**WRITTEN EXERCISE**
Repeat the material exactly as it appears.

━━━━━ RECORDS SUPPLIED ━━━━━

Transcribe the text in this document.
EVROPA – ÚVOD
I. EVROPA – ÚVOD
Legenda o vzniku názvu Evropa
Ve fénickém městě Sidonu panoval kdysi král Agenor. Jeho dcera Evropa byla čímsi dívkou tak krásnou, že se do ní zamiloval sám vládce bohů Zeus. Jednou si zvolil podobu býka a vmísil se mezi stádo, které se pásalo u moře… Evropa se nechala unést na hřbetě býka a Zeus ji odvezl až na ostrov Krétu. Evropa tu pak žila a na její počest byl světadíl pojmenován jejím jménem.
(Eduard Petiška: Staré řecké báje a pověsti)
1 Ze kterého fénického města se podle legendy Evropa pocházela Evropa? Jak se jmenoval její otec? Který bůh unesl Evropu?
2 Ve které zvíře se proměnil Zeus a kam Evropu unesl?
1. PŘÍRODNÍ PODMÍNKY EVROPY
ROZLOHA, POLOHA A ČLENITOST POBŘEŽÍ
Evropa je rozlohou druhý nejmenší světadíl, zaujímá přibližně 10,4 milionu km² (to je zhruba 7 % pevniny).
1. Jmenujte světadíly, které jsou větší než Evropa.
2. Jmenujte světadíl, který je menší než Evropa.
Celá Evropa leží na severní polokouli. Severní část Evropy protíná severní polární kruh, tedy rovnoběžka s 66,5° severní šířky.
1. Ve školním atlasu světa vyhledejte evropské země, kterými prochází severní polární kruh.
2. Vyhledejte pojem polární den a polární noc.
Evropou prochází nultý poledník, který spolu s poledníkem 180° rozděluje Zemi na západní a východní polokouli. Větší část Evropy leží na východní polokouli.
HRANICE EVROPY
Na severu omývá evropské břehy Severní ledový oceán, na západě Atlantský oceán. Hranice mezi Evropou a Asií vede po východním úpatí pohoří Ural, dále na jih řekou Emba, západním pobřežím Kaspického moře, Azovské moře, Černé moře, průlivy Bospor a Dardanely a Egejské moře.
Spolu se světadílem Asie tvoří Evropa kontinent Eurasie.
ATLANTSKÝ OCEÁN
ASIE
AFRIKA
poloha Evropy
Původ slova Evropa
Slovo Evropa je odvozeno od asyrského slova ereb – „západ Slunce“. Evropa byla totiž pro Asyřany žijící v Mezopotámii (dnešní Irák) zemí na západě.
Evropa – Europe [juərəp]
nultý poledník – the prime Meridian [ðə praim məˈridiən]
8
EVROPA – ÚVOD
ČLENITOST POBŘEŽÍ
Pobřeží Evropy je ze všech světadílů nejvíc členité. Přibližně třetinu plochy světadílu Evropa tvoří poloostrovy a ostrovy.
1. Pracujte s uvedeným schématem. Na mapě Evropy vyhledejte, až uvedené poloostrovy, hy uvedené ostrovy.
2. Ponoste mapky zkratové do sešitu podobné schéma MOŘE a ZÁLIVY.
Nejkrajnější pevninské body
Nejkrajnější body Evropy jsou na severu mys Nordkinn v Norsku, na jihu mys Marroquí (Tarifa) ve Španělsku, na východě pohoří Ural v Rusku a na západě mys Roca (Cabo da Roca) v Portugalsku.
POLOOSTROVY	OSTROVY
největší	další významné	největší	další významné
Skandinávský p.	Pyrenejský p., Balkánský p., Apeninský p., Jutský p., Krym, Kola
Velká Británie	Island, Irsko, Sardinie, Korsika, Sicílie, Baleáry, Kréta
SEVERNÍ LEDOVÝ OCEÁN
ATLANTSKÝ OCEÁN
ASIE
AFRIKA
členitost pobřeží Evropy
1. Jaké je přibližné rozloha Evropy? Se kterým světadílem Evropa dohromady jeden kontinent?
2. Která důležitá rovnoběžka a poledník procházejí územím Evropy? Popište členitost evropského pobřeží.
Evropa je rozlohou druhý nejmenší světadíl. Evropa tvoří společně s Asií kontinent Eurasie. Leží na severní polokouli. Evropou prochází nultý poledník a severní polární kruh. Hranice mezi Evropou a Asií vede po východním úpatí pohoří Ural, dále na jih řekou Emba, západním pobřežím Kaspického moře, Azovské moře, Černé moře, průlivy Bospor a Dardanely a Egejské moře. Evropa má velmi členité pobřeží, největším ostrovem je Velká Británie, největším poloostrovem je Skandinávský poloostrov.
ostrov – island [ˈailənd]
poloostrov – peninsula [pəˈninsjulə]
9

━━━━━

**EXERCISE RESULT**
Transcribe the text in this document.
EVROPA – ÚVOD
I. EVROPA – ÚVOD
Legenda o vzniku názvu Evropa
Ve fénickém městě Sidonu panoval kdysi král Agenor. Jeho dcera Evropa byla čímsi dívkou tak krásnou, že se do ní zamiloval sám vládce bohů Zeus. Jednou si zvolil podobu býka a vmísil se mezi stádo, které se pásalo u moře… Evropa se nechala unést na hřbetě býka a Zeus ji odvezl až na ostrov Krétu. Evropa tu pak žila a na její počest byl světadíl pojmenován jejím jménem.
(Eduard Petiška: Staré řecké báje a pověsti)
1 Ze kterého fénického města se podle legendy Evropa pocházela Evropa? Jak se jmenoval její otec? Který bůh unesl Evropu?
2 Ve které zvíře se proměnil Zeus a kam Evropu unesl?
1. PŘÍRODNÍ PODMÍNKY EVROPY
ROZLOHA, POLOHA A ČLENITOST POBŘEŽÍ
Evropa je rozlohou druhý nejmenší světadíl, zaujímá přibližně 10,4 milionu km² (to je zhruba 7 % pevniny).
1. Jmenujte světadíly, které jsou větší než Evropa.
2. Jmenujte světadíl, který je menší než Evropa.
Celá Evropa leží na severní polokouli. Severní část Evropy protíná severní polární kruh, tedy rovnoběžka s 66,5° severní šířky.
1. Ve školním atlasu světa vyhledejte evropské země, kterými prochází severní polární kruh.
2. Vyhledejte pojem polární den a polární noc.
Evropou prochází nultý poledník, který spolu s poledníkem 180° rozděluje Zemi na západní a východní polokouli. Větší část Evropy leží na východní polokouli.
HRANICE EVROPY
Na severu omývá evropské břehy Severní ledový oceán, na západě Atlantský oceán. Hranice mezi Evropou a Asií vede po východním úpatí pohoří Ural, dále na jih řekou Emba, západním pobřežím Kaspického moře, Azovské moře, Černé moře, průlivy Bospor a Dardanely a Egejské moře.
Spolu se světadílem Asie tvoří Evropa kontinent Eurasie.
ATLANTSKÝ OCEÁN
ASIE
AFRIKA
poloha Evropy
Původ slova Evropa
Slovo Evropa je odvozeno od asyrského slova ereb – „západ Slunce“. Evropa byla totiž pro Asyřany žijící v Mezopotámii (dnešní Irák) zemí na západě.
Evropa – Europe [juərəp]
nultý poledník – the prime Meridian [ðə praim məˈridiən]
8
EVROPA – ÚVOD
ČLENITOST POBŘEŽÍ
Pobřeží Evropy je ze všech světadílů nejvíc členité. Přibližně třetinu plochy světadílu Evropa tvoří poloostrovy a ostrovy.
1. Pracujte s uvedeným schématem. Na mapě Evropy vyhledejte, až uvedené poloostrovy, hy uvedené ostrovy.
2. Ponoste mapky zkratové do sešitu podobné schéma MOŘE a ZÁLIVY.
Nejkrajnější pevninské body
Nejkrajnější body Evropy jsou na severu mys Nordkinn v Norsku, na jihu mys Marroquí (Tarifa) ve Španělsku, na východě pohoří Ural v Rusku a na západě mys Roca (Cabo da Roca) v Portugalsku.
POLOOSTROVY	OSTROVY
největší	další významné	největší	další významné
Skandinávský p.	Pyrenejský p., Balkánský p., Apeninský p., Jutský p., Krym, Kola
Velká Británie	Island, Irsko, Sardinie, Korsika, Sicílie, Baleáry, Kréta
SEVERNÍ LEDOVÝ OCEÁN
ATLANTSKÝ OCEÁN
ASIE
AFRIKA
členitost pobřeží Evropy
1. Jaké je přibližné rozloha Evropy? Se kterým světadílem Evropa dohromady jeden kontinent?
2. Která důležitá rovnoběžka a poledník procházejí územím Evropy? Popište členitost evropského pobřeží.
Evropa je rozlohou druhý nejmenší světadíl. Evropa tvoří společně s Asií kontinent Eurasie. Leží na severní polokouli. Evropou prochází nultý poledník a severní polární kruh. Hranice mezi Evropou a Asií vede po východním úpatí pohoří Ural, dále na jih řekou Emba, západním pobřežím Kaspického moře, Azovské moře, Černé moře, průlivy Bospor a Dardanely a Egejské moře. Evropa má velmi členité pobřeží, největším ostrovem je Velká Británie, největším poloostrovem je Skandinávský poloostrov.
ostrov – island [ˈailənd]
poloostrov – peninsula [pəˈninsjulə]
9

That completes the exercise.